> [BRIEF]:
Scan each line of the records for the word "引入外商外资" and extract the ones that have it.

(Stored records)
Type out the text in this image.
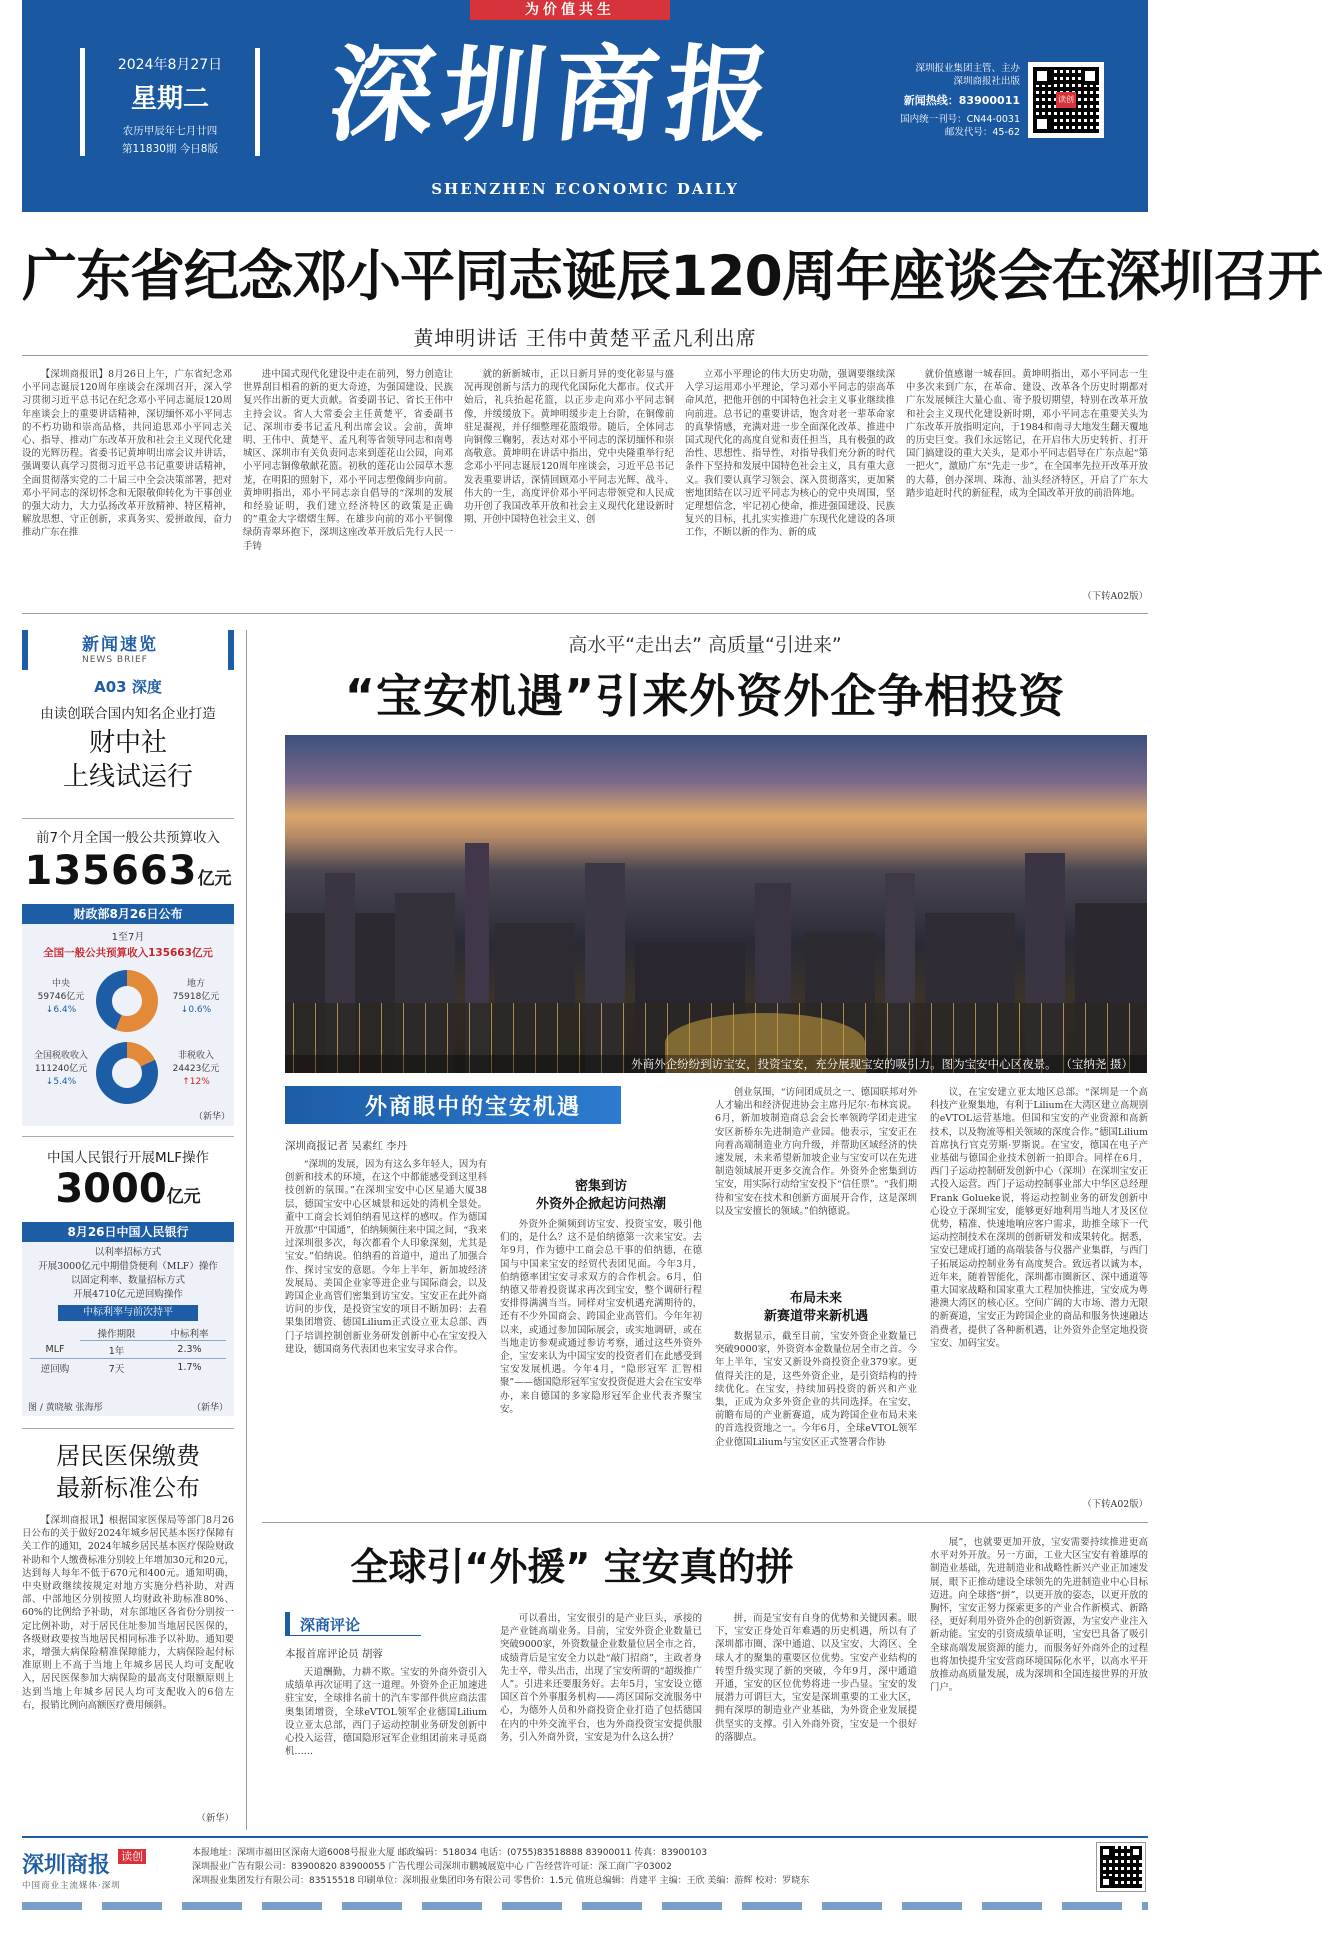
为价值共生
2024年8月27日
星期二
农历甲辰年七月廿四
第11830期 今日8版	深圳商报
SHENZHEN ECONOMIC DAILY
深圳报业集团主管、主办
深圳商报社出版
新闻热线：83900011
国内统一刊号：CN44-0031
邮发代号：45-62
读创
广东省纪念邓小平同志诞辰120周年座谈会在深圳召开
黄坤明讲话 王伟中黄楚平孟凡利出席

【深圳商报讯】8月26日上午，广东省纪念邓小平同志诞辰120周年座谈会在深圳召开，深入学习贯彻习近平总书记在纪念邓小平同志诞辰120周年座谈会上的重要讲话精神，深切缅怀邓小平同志的不朽功勋和崇高品格，共同追思邓小平同志关心、指导、推动广东改革开放和社会主义现代化建设的光辉历程。省委书记黄坤明出席会议并讲话，强调要认真学习贯彻习近平总书记重要讲话精神，全面贯彻落实党的二十届三中全会决策部署，把对邓小平同志的深切怀念和无限敬仰转化为干事创业的强大动力，大力弘扬改革开放精神、特区精神，解放思想、守正创新，求真务实、爱拼敢闯，奋力推动广东在推

进中国式现代化建设中走在前列，努力创造让世界刮目相看的新的更大奇迹，为强国建设、民族复兴作出新的更大贡献。省委副书记、省长王伟中主持会议。省人大常委会主任黄楚平，省委副书记、深圳市委书记孟凡利出席会议。会前，黄坤明、王伟中、黄楚平、孟凡利等省领导同志和南粤城区、深圳市有关负责同志来到莲花山公园，向邓小平同志铜像敬献花篮。初秋的莲花山公园草木葱茏，在明阳的照射下，邓小平同志塑像阔步向前。黄坤明指出，邓小平同志亲自倡导的“深圳的发展和经验证明，我们建立经济特区的政策是正确的”重金大字熠熠生辉。在雄步向前的邓小平铜像绿荫青翠环抱下，深圳这座改革开放后先行人民一手铸

就的新新城市，正以日新月异的变化彰显与盛况再现创新与活力的现代化国际化大都市。仪式开始后，礼兵抬起花篮，以正步走向邓小平同志铜像，并缓缓放下。黄坤明缓步走上台阶，在铜像前驻足凝视，并仔细整理花篮缎带。随后，全体同志向铜像三鞠躬，表达对邓小平同志的深切缅怀和崇高敬意。黄坤明在讲话中指出，党中央隆重举行纪念邓小平同志诞辰120周年座谈会，习近平总书记发表重要讲话，深情回顾邓小平同志光辉、战斗、伟大的一生，高度评价邓小平同志带领党和人民成功开创了我国改革开放和社会主义现代化建设新时期、开创中国特色社会主义、创

立邓小平理论的伟大历史功勋，强调要继续深入学习运用邓小平理论，学习邓小平同志的崇高革命风范，把他开创的中国特色社会主义事业继续推向前进。总书记的重要讲话，饱含对老一辈革命家的真挚情感，充满对进一步全面深化改革、推进中国式现代化的高度自觉和责任担当，具有极强的政治性、思想性、指导性，对指导我们充分新的时代条件下坚持和发展中国特色社会主义，具有重大意义。我们要认真学习领会、深入贯彻落实，更加紧密地团结在以习近平同志为核心的党中央周围，坚定理想信念，牢记初心使命，推进强国建设、民族复兴的目标，扎扎实实推进广东现代化建设的各项工作，不断以新的作为、新的成

就价值感谢一城春回。黄坤明指出，邓小平同志一生中多次来到广东，在革命、建设、改革各个历史时期都对广东发展倾注大量心血、寄予殷切期望，特别在改革开放和社会主义现代化建设新时期，邓小平同志在重要关头为广东改革开放指明定向，于1984和南寻大地发生翻天覆地的历史巨变。我们永远铭记，在开启伟大历史转折、打开国门搞建设的重大关头，是邓小平同志倡导在广东点起“第一把火”，激励广东“先走一步”，在全国率先拉开改革开放的大幕，创办深圳、珠海、汕头经济特区，开启了广东大踏步追赶时代的新征程，成为全国改革开放的前沿阵地。

（下转A02版）
新闻速览
NEWS BRIEF
A03 深度
由读创联合国内知名企业打造
财中社
上线试运行
前7个月全国一般公共预算收入
135663亿元
财政部8月26日公布
1至7月
全国一般公共预算收入135663亿元
中央
59746亿元
↓6.4%
地方
75918亿元
↓0.6%
全国税收收入
111240亿元
↓5.4%
非税收入
24423亿元
↑12%
（新华）
中国人民银行开展MLF操作
3000亿元
8月26日中国人民银行
以利率招标方式
开展3000亿元中期借贷便利（MLF）操作
以固定利率、数量招标方式
开展4710亿元逆回购操作
中标利率与前次持平
	操作期限	中标利率
MLF	1年	2.3%
逆回购	7天	1.7%
图 / 黄晓敏 张海彤	（新华）
居民医保缴费
最新标准公布

【深圳商报讯】根据国家医保局等部门8月26日公布的关于做好2024年城乡居民基本医疗保障有关工作的通知，2024年城乡居民基本医疗保险财政补助和个人缴费标准分别较上年增加30元和20元，达到每人每年不低于670元和400元。通知明确，中央财政继续按规定对地方实施分档补助，对西部、中部地区分别按照人均财政补助标准80%、60%的比例给予补助，对东部地区各省份分别按一定比例补助，对于居民住址参加当地居民医保的，各级财政要按当地居民相同标准予以补助。通知要求，增强大病保险精准保障能力，大病保险起付标准原则上不高于当地上年城乡居民人均可支配收入，居民医保参加大病保险的最高支付限额原则上达到当地上年城乡居民人均可支配收入的6倍左右，报销比例向高额医疗费用倾斜。

（新华）
高水平“走出去” 高质量“引进来”
“宝安机遇”引来外资外企争相投资
外商外企纷纷到访宝安，投资宝安，充分展现宝安的吸引力。图为宝安中心区夜景。 （宝纳尧 摄）
外商眼中的宝安机遇
深圳商报记者 吴素红 李丹

“深圳的发展，因为有这么多年轻人，因为有创新和技术的环境，在这个中都能感受到这里科技创新的氛围。”在深圳宝安中心区星通大厦38层，德国宝安中心区城景和远处的湾机全景处。董中工商会长刘伯纳看见这样的感叹。作为德国开放那“中国通”，伯纳频频往来中国之间，“我来过深圳很多次，每次都看个人印象深刻，尤其是宝安。”伯纳说。伯纳看的首道中，道出了加强合作、探讨宝安的意愿。今年上半年，新加坡经济发展局、美国企业家等进企业与国际商会，以及跨国企业高管们密集到访宝安。宝安正在此外商访问的步伐，是投资宝安的项目不断加码：去看果集团增资、德国Lilium正式设立亚太总部、西门子培训控制创新业务研发创新中心在宝安投入建设，德国商务代表团也来宝安寻求合作。

密集到访
外资外企掀起访问热潮

外资外企频频到访宝安、投资宝安，吸引他们的，是什么？这不是伯纳德第一次来宝安。去年9月，作为德中工商会总干事的伯纳德，在德国与中国来宝安的经贸代表团见面。今年3月，伯纳德率团宝安寻求双方的合作机会。6月，伯纳德又带着投资谋求再次到宝安，整个调研行程安排得满满当当。同样对宝安机遇充满期待的，还有不少外国商会、跨国企业高管们。今年年初以来，或通过参加国际展会，或实地调研，或在当地走访参观或通过参访考察，通过这些外资外企，宝安来认为中国宝安的投资者们在此感受到宝安发展机遇。今年4月，“隐形冠军 汇智相聚”——德国隐形冠军宝安投资促进大会在宝安举办，来自德国的多家隐形冠军企业代表齐聚宝安。

创业氛围，“访问团成员之一、德国联邦对外人才输出和经济促进协会主席丹尼尔·布林宾说。6月，新加坡制造商总会会长率领跨学团走进宝安区新桥东先进制造产业园。他表示，宝安正在向着高端制造业方向升级，并帮助区域经济的快速发展，未来希望新加坡企业与宝安可以在先进制造领域展开更多交流合作。外资外企密集到访宝安，用实际行动给宝安投下“信任票”。“我们期待和宝安在技术和创新方面展开合作，这是深圳以及宝安擅长的领域。”伯纳德说。

布局未来
新赛道带来新机遇

数据显示，截至目前，宝安外资企业数量已突破9000家，外资资本金数量位居全市之首。今年上半年，宝安又新设外商投资企业379家。更值得关注的是，这些外资企业，是引资结构的持续优化。在宝安，持续加码投资的新兴和产业集，正成为众多外资企业的共同选择。在宝安，前瞻布局的产业新赛道，成为跨国企业布局未来的首选投资地之一。今年6月，全球eVTOL领军企业德国Lilium与宝安区正式签署合作协

议，在宝安建立亚太地区总部。“深圳是一个高科技产业聚集地，有利于Lilium在大湾区建立高规别的eVTOL运营基地。但国和宝安的产业资源和高新技术，以及物流等相关领域的深度合作。”德国Lilium首席执行官克劳斯·罗斯说。在宝安，德国在电子产业基础与德国企业技术创新一拍即合。同样在6月，西门子运动控制研发创新中心（深圳）在深圳宝安正式投入运营。西门子运动控制事业部大中华区总经理Frank Golueke说，将运动控制业务的研发创新中心设立于深圳宝安，能够更好地利用当地人才及区位优势，精准、快速地响应客户需求，助推全球下一代运动控制技术在深圳的创新研发和成果转化。据悉，宝安已建成打通的高端装备与仪器产业集群，与西门子拓展运动控制业务有高度契合。致远者以诚为本，近年来，随着智能化，深圳都市圈新区、深中通道等重大国家战略和国家重大工程加快推进，宝安成为粤港澳大湾区的核心区。空间广阔的大市场、潜力无限的新赛道，宝安正为跨国企业的商品和服务快速融达消费者，提供了各种新机遇，让外资外企坚定地投资宝安、加码宝安。

（下转A02版）
全球引“外援” 宝安真的拼
深商评论
本报首席评论员 胡蓉

天道酬勤，力耕不欺。宝安的外商外资引入成绩单再次证明了这一道理。外资外企正加速进驻宝安，全球排名前十的汽车零部件供应商法雷奥集团增资，全球eVTOL领军企业德国Lilium设立亚太总部，西门子运动控制业务研发创新中心投入运营，德国隐形冠军企业组团前来寻觅商机……

可以看出，宝安很引的是产业巨头，承接的是产业链高端业务。目前，宝安外资企业数量已突破9000家，外资数量企业数量位居全市之首，成绩背后是宝安全力以赴“敲门招商”，主政者身先士卒，带头出击，出现了宝安所谓的“超级推广人”。引进来还要服务好。去年5月，宝安设立德国区首个外事服务机构——湾区国际交流服务中心，为德外人员和外商投资企业打造了包括德国在内的中外交流平台，也为外商投资宝安提供服务，引入外商外资，宝安是为什么这么拼？

拼，而是宝安有自身的优势和关键因素。眼下，宝安正身处百年难遇的历史机遇，所以有了深圳都市圈、深中通道、以及宝安、大湾区、全球人才的聚集的重要区位优势。宝安产业结构的转型升级实现了新的突破，今年9月，深中通道开通，宝安的区位优势将进一步凸显。宝安的发展潜力可谓巨大，宝安是深圳重要的工业大区，拥有深厚的制造业产业基础，为外资企业发展提供坚实的支撑。引入外商外资，宝安是一个很好的落脚点。

展”，也就要更加开放，宝安需要持续推进更高水平对外开放。另一方面，工业大区宝安有着雄厚的制造业基础，先进制造业和战略性新兴产业正加速发展，眼下正推动建设全球领先的先进制造业中心目标迈进。向全球搭“拼”，以更开放的姿态，以更开放的胸怀，宝安正努力探索更多的产业合作新模式、新路径，更好利用外资外企的创新资源，为宝安产业注入新动能。宝安的引资成绩单证明，宝安巴具备了吸引全球高端发展资源的能力，而服务好外商外企的过程也将加快提升宝安营商环境国际化水平，以高水平开放推动高质量发展，成为深圳和全国连接世界的开放门户。

深圳商报 $^{读创}$
中国商业主流媒体·深圳
本报地址：深圳市福田区深南大道6008号报业大厦 邮政编码：518034 电话：(0755)83518888 83900011 传真：83900103
深圳报业广告有限公司：83900820 83900055 广告代理公司深圳市鹏城展览中心 广告经营许可证：深工商广字03002
深圳报业集团发行有限公司：83515518 印刷单位：深圳报业集团印务有限公司 零售价：1.5元 值班总编辑：肖建平 主编：王欣 美编：游辉 校对：罗晓东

> [WRITTEN RESPONSE]:
可以看出，宝安很引的是产业巨头，承接的是产业链高端业务。目前，宝安外资企业数量已突破9000家，外资数量企业数量位居全市之首，成绩背后是宝安全力以赴“敲门招商”，主政者身先士卒，带头出击，出现了宝安所谓的“超级推广人”。引进来还要服务好。去年5月，宝安设立德国区首个外事服务机构——湾区国际交流服务中心，为德外人员和外商投资企业打造了包括德国在内的中外交流平台，也为外商投资宝安提供服务，引入外商外资，宝安是为什么这么拼？
拼，而是宝安有自身的优势和关键因素。眼下，宝安正身处百年难遇的历史机遇，所以有了深圳都市圈、深中通道、以及宝安、大湾区、全球人才的聚集的重要区位优势。宝安产业结构的转型升级实现了新的突破，今年9月，深中通道开通，宝安的区位优势将进一步凸显。宝安的发展潜力可谓巨大，宝安是深圳重要的工业大区，拥有深厚的制造业产业基础，为外资企业发展提供坚实的支撑。引入外商外资，宝安是一个很好的落脚点。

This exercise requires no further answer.